| What you are asked to do |
Write out every record in full, exactly as written, please.

----- Information shown -----

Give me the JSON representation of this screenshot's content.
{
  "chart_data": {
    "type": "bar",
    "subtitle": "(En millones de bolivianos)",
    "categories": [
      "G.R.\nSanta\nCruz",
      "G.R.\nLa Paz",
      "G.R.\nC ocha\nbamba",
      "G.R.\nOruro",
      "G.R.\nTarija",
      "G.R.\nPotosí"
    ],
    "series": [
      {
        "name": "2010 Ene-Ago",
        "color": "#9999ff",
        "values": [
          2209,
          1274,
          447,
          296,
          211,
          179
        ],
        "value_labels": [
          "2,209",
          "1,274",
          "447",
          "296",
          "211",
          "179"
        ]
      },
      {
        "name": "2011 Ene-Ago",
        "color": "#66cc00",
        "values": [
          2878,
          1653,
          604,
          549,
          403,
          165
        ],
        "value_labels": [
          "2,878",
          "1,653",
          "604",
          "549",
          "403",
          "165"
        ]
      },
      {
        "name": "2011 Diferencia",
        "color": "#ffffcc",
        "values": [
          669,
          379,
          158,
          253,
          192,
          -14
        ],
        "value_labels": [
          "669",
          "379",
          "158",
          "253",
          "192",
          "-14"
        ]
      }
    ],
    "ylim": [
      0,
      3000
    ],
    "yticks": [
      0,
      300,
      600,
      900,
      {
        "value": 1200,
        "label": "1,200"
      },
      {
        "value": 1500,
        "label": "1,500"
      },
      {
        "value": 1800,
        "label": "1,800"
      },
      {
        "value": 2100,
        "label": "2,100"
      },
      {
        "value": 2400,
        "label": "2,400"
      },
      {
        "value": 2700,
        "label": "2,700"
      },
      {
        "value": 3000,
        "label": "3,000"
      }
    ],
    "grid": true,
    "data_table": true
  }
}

-----

| Written answer |
Give me the JSON representation of this screenshot's content.
{
  "chart_data": {
    "type": "bar",
    "subtitle": "(En millones de bolivianos)",
    "categories": [
      "G.R.\nSanta\nCruz",
      "G.R.\nLa Paz",
      "G.R.\nC ocha\nbamba",
      "G.R.\nOruro",
      "G.R.\nTarija",
      "G.R.\nPotosí"
    ],
    "series": [
      {
        "name": "2010 Ene-Ago",
        "color": "#9999ff",
        "values": [
          2209,
          1274,
          447,
          296,
          211,
          179
        ],
        "value_labels": [
          "2,209",
          "1,274",
          "447",
          "296",
          "211",
          "179"
        ]
      },
      {
        "name": "2011 Ene-Ago",
        "color": "#66cc00",
        "values": [
          2878,
          1653,
          604,
          549,
          403,
          165
        ],
        "value_labels": [
          "2,878",
          "1,653",
          "604",
          "549",
          "403",
          "165"
        ]
      },
      {
        "name": "2011 Diferencia",
        "color": "#ffffcc",
        "values": [
          669,
          379,
          158,
          253,
          192,
          -14
        ],
        "value_labels": [
          "669",
          "379",
          "158",
          "253",
          "192",
          "-14"
        ]
      }
    ],
    "ylim": [
      0,
      3000
    ],
    "yticks": [
      0,
      300,
      600,
      900,
      {
        "value": 1200,
        "label": "1,200"
      },
      {
        "value": 1500,
        "label": "1,500"
      },
      {
        "value": 1800,
        "label": "1,800"
      },
      {
        "value": 2100,
        "label": "2,100"
      },
      {
        "value": 2400,
        "label": "2,400"
      },
      {
        "value": 2700,
        "label": "2,700"
      },
      {
        "value": 3000,
        "label": "3,000"
      }
    ],
    "grid": true,
    "data_table": true
  }
}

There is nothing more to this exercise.